Requirement:
Work out how many lines hold "שונים". Give the number and nothing else.

----------

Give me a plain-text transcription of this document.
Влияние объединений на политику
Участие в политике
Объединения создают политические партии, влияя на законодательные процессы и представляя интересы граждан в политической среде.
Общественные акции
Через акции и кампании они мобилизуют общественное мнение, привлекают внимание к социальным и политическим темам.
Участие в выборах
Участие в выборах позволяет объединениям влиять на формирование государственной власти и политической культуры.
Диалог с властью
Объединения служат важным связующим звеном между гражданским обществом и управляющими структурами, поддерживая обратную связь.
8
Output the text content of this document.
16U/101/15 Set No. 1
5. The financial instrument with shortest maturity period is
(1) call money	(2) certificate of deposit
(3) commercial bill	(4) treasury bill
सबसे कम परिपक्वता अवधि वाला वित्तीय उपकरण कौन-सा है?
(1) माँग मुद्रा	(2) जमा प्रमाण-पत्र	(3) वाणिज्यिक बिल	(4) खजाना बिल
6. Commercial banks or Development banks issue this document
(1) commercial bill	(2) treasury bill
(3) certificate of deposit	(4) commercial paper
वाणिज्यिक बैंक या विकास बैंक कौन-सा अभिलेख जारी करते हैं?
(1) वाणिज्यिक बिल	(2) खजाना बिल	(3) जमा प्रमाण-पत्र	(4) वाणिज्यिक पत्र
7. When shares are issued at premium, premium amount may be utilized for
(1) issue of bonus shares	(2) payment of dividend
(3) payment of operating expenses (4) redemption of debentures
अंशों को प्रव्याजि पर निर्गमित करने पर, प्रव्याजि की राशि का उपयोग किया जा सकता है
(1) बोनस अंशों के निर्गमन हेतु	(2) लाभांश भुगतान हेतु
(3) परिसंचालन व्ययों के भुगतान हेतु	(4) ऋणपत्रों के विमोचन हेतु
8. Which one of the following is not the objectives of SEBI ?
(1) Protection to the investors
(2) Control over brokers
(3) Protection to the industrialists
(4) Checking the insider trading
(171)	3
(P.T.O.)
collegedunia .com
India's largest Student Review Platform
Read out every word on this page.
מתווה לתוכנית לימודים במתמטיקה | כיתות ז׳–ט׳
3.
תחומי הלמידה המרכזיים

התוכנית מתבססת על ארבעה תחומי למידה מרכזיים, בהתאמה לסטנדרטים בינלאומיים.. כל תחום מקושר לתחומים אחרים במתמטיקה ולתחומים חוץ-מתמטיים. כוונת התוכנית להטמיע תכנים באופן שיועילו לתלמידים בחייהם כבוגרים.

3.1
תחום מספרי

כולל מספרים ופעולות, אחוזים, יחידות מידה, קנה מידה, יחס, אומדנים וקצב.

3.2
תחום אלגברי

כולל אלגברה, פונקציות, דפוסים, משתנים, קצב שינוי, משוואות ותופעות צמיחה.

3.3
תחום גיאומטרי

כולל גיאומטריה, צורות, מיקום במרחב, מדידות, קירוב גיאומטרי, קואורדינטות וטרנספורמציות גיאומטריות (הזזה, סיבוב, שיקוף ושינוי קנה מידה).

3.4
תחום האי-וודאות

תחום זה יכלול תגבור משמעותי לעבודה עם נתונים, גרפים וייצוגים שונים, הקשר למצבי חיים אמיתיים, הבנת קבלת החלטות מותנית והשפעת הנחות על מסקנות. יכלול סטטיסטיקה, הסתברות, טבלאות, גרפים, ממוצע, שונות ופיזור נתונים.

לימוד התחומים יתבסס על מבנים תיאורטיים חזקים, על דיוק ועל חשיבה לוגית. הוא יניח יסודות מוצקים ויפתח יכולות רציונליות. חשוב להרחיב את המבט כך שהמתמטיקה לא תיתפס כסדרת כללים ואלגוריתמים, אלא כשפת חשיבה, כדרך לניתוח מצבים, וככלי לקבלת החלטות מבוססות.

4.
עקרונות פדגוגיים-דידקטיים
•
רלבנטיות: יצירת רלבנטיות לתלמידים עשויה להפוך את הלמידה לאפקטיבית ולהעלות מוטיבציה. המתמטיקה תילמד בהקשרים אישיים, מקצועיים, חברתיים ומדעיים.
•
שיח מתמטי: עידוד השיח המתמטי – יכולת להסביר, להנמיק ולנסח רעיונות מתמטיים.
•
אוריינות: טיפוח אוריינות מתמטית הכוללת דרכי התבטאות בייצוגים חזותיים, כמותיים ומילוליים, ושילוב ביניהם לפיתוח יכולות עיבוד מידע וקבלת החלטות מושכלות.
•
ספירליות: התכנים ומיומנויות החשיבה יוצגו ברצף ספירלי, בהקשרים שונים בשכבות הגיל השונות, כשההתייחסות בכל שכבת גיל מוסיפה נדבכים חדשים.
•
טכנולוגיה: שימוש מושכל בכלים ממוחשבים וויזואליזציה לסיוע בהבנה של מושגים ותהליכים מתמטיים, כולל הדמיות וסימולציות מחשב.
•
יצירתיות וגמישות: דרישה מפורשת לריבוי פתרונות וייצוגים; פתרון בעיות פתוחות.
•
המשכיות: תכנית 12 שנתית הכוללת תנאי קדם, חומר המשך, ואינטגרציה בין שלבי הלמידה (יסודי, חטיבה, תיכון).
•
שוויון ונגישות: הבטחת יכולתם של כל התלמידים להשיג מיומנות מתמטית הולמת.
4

----------

Complete output:
2